## start Records for the task

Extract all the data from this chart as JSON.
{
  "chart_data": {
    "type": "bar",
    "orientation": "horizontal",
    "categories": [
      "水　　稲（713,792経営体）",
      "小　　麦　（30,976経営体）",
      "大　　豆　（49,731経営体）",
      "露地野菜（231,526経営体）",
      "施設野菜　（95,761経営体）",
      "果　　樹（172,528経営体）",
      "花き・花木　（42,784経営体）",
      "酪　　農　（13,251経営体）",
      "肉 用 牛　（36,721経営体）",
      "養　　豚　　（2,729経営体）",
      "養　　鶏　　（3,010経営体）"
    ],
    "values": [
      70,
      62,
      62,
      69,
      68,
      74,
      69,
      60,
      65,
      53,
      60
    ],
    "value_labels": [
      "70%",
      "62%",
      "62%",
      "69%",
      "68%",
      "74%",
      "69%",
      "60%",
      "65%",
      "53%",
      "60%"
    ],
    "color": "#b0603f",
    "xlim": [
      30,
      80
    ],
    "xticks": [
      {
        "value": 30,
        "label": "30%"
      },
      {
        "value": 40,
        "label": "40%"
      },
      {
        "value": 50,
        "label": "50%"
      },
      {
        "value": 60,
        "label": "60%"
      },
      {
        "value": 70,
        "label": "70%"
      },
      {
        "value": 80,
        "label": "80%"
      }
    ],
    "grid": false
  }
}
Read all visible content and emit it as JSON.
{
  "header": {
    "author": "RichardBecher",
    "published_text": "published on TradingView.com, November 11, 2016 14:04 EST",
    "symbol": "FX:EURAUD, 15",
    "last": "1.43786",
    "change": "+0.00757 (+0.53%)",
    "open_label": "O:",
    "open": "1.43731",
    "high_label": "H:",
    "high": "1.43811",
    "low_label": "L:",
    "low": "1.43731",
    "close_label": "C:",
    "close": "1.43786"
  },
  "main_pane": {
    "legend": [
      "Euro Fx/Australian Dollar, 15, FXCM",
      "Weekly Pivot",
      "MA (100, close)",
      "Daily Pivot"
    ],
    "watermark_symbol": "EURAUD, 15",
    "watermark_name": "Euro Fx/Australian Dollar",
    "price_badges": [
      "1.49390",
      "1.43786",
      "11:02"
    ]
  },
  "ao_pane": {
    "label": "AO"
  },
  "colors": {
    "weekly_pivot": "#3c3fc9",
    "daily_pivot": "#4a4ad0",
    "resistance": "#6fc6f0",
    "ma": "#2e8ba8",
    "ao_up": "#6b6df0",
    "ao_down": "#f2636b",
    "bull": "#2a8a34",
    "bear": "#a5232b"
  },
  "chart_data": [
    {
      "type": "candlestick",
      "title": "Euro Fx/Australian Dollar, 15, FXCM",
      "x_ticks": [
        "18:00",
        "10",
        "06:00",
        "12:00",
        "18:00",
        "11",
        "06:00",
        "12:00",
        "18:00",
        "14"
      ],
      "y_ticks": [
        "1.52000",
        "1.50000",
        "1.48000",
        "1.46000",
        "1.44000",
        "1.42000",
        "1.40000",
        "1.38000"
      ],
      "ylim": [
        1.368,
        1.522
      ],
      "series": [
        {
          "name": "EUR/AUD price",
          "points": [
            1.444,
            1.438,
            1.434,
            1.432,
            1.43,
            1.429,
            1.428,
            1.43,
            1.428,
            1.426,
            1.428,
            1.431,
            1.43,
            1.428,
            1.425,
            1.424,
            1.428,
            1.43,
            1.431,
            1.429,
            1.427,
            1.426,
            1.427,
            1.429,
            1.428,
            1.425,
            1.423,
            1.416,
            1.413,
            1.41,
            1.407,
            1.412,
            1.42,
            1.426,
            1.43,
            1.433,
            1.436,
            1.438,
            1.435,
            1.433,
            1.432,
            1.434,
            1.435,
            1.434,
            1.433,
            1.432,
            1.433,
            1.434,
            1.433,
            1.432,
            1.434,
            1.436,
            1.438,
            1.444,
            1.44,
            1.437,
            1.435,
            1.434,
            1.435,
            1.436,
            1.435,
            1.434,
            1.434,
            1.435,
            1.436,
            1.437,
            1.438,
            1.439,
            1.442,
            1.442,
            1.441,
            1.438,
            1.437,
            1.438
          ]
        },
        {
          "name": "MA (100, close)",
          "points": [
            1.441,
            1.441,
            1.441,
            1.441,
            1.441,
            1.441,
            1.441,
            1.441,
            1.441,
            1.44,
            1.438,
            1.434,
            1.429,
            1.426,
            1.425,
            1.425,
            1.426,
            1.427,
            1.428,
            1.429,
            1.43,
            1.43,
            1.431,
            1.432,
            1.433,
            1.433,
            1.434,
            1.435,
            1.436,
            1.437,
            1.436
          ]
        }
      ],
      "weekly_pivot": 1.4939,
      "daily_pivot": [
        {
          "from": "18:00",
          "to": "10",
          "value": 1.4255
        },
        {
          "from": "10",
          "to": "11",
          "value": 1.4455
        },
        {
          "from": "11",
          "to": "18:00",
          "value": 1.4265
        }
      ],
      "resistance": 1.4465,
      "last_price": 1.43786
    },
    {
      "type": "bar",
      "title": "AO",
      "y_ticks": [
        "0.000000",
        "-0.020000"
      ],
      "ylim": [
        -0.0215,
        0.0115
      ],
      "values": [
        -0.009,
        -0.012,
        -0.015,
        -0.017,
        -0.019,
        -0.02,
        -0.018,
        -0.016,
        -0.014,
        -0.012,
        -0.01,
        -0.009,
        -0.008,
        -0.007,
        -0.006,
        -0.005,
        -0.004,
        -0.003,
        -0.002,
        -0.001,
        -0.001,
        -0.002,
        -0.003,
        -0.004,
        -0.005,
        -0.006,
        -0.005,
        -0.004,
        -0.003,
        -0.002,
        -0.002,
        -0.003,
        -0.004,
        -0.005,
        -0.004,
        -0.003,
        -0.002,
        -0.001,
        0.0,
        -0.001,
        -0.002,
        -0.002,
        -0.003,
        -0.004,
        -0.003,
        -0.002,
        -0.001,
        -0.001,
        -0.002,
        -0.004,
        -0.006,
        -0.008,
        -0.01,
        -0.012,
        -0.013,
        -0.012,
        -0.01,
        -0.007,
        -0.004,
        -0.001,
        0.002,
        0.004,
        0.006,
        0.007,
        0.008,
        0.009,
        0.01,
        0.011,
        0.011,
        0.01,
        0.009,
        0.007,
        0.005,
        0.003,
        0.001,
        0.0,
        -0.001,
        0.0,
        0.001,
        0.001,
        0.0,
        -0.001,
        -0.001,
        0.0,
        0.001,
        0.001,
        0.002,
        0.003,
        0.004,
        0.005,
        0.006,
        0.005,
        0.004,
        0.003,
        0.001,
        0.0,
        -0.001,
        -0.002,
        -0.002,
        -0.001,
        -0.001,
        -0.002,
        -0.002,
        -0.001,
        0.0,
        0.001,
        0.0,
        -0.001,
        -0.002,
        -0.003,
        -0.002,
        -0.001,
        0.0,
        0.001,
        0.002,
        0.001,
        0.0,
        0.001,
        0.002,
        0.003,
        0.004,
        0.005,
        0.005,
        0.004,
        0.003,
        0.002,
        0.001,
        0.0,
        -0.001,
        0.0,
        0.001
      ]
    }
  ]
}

## end Records for the task

— Given exercise —
Take the records above and return them exactly as written.

— Exercise answer —
Extract all the data from this chart as JSON.
{
  "chart_data": {
    "type": "bar",
    "orientation": "horizontal",
    "categories": [
      "水　　稲（713,792経営体）",
      "小　　麦　（30,976経営体）",
      "大　　豆　（49,731経営体）",
      "露地野菜（231,526経営体）",
      "施設野菜　（95,761経営体）",
      "果　　樹（172,528経営体）",
      "花き・花木　（42,784経営体）",
      "酪　　農　（13,251経営体）",
      "肉 用 牛　（36,721経営体）",
      "養　　豚　　（2,729経営体）",
      "養　　鶏　　（3,010経営体）"
    ],
    "values": [
      70,
      62,
      62,
      69,
      68,
      74,
      69,
      60,
      65,
      53,
      60
    ],
    "value_labels": [
      "70%",
      "62%",
      "62%",
      "69%",
      "68%",
      "74%",
      "69%",
      "60%",
      "65%",
      "53%",
      "60%"
    ],
    "color": "#b0603f",
    "xlim": [
      30,
      80
    ],
    "xticks": [
      {
        "value": 30,
        "label": "30%"
      },
      {
        "value": 40,
        "label": "40%"
      },
      {
        "value": 50,
        "label": "50%"
      },
      {
        "value": 60,
        "label": "60%"
      },
      {
        "value": 70,
        "label": "70%"
      },
      {
        "value": 80,
        "label": "80%"
      }
    ],
    "grid": false
  }
}
Read all visible content and emit it as JSON.
{
  "header": {
    "author": "RichardBecher",
    "published_text": "published on TradingView.com, November 11, 2016 14:04 EST",
    "symbol": "FX:EURAUD, 15",
    "last": "1.43786",
    "change": "+0.00757 (+0.53%)",
    "open_label": "O:",
    "open": "1.43731",
    "high_label": "H:",
    "high": "1.43811",
    "low_label": "L:",
    "low": "1.43731",
    "close_label": "C:",
    "close": "1.43786"
  },
  "main_pane": {
    "legend": [
      "Euro Fx/Australian Dollar, 15, FXCM",
      "Weekly Pivot",
      "MA (100, close)",
      "Daily Pivot"
    ],
    "watermark_symbol": "EURAUD, 15",
    "watermark_name": "Euro Fx/Australian Dollar",
    "price_badges": [
      "1.49390",
      "1.43786",
      "11:02"
    ]
  },
  "ao_pane": {
    "label": "AO"
  },
  "colors": {
    "weekly_pivot": "#3c3fc9",
    "daily_pivot": "#4a4ad0",
    "resistance": "#6fc6f0",
    "ma": "#2e8ba8",
    "ao_up": "#6b6df0",
    "ao_down": "#f2636b",
    "bull": "#2a8a34",
    "bear": "#a5232b"
  },
  "chart_data": [
    {
      "type": "candlestick",
      "title": "Euro Fx/Australian Dollar, 15, FXCM",
      "x_ticks": [
        "18:00",
        "10",
        "06:00",
        "12:00",
        "18:00",
        "11",
        "06:00",
        "12:00",
        "18:00",
        "14"
      ],
      "y_ticks": [
        "1.52000",
        "1.50000",
        "1.48000",
        "1.46000",
        "1.44000",
        "1.42000",
        "1.40000",
        "1.38000"
      ],
      "ylim": [
        1.368,
        1.522
      ],
      "series": [
        {
          "name": "EUR/AUD price",
          "points": [
            1.444,
            1.438,
            1.434,
            1.432,
            1.43,
            1.429,
            1.428,
            1.43,
            1.428,
            1.426,
            1.428,
            1.431,
            1.43,
            1.428,
            1.425,
            1.424,
            1.428,
            1.43,
            1.431,
            1.429,
            1.427,
            1.426,
            1.427,
            1.429,
            1.428,
            1.425,
            1.423,
            1.416,
            1.413,
            1.41,
            1.407,
            1.412,
            1.42,
            1.426,
            1.43,
            1.433,
            1.436,
            1.438,
            1.435,
            1.433,
            1.432,
            1.434,
            1.435,
            1.434,
            1.433,
            1.432,
            1.433,
            1.434,
            1.433,
            1.432,
            1.434,
            1.436,
            1.438,
            1.444,
            1.44,
            1.437,
            1.435,
            1.434,
            1.435,
            1.436,
            1.435,
            1.434,
            1.434,
            1.435,
            1.436,
            1.437,
            1.438,
            1.439,
            1.442,
            1.442,
            1.441,
            1.438,
            1.437,
            1.438
          ]
        },
        {
          "name": "MA (100, close)",
          "points": [
            1.441,
            1.441,
            1.441,
            1.441,
            1.441,
            1.441,
            1.441,
            1.441,
            1.441,
            1.44,
            1.438,
            1.434,
            1.429,
            1.426,
            1.425,
            1.425,
            1.426,
            1.427,
            1.428,
            1.429,
            1.43,
            1.43,
            1.431,
            1.432,
            1.433,
            1.433,
            1.434,
            1.435,
            1.436,
            1.437,
            1.436
          ]
        }
      ],
      "weekly_pivot": 1.4939,
      "daily_pivot": [
        {
          "from": "18:00",
          "to": "10",
          "value": 1.4255
        },
        {
          "from": "10",
          "to": "11",
          "value": 1.4455
        },
        {
          "from": "11",
          "to": "18:00",
          "value": 1.4265
        }
      ],
      "resistance": 1.4465,
      "last_price": 1.43786
    },
    {
      "type": "bar",
      "title": "AO",
      "y_ticks": [
        "0.000000",
        "-0.020000"
      ],
      "ylim": [
        -0.0215,
        0.0115
      ],
      "values": [
        -0.009,
        -0.012,
        -0.015,
        -0.017,
        -0.019,
        -0.02,
        -0.018,
        -0.016,
        -0.014,
        -0.012,
        -0.01,
        -0.009,
        -0.008,
        -0.007,
        -0.006,
        -0.005,
        -0.004,
        -0.003,
        -0.002,
        -0.001,
        -0.001,
        -0.002,
        -0.003,
        -0.004,
        -0.005,
        -0.006,
        -0.005,
        -0.004,
        -0.003,
        -0.002,
        -0.002,
        -0.003,
        -0.004,
        -0.005,
        -0.004,
        -0.003,
        -0.002,
        -0.001,
        0.0,
        -0.001,
        -0.002,
        -0.002,
        -0.003,
        -0.004,
        -0.003,
        -0.002,
        -0.001,
        -0.001,
        -0.002,
        -0.004,
        -0.006,
        -0.008,
        -0.01,
        -0.012,
        -0.013,
        -0.012,
        -0.01,
        -0.007,
        -0.004,
        -0.001,
        0.002,
        0.004,
        0.006,
        0.007,
        0.008,
        0.009,
        0.01,
        0.011,
        0.011,
        0.01,
        0.009,
        0.007,
        0.005,
        0.003,
        0.001,
        0.0,
        -0.001,
        0.0,
        0.001,
        0.001,
        0.0,
        -0.001,
        -0.001,
        0.0,
        0.001,
        0.001,
        0.002,
        0.003,
        0.004,
        0.005,
        0.006,
        0.005,
        0.004,
        0.003,
        0.001,
        0.0,
        -0.001,
        -0.002,
        -0.002,
        -0.001,
        -0.001,
        -0.002,
        -0.002,
        -0.001,
        0.0,
        0.001,
        0.0,
        -0.001,
        -0.002,
        -0.003,
        -0.002,
        -0.001,
        0.0,
        0.001,
        0.002,
        0.001,
        0.0,
        0.001,
        0.002,
        0.003,
        0.004,
        0.005,
        0.005,
        0.004,
        0.003,
        0.002,
        0.001,
        0.0,
        -0.001,
        0.0,
        0.001
      ]
    }
  ]
}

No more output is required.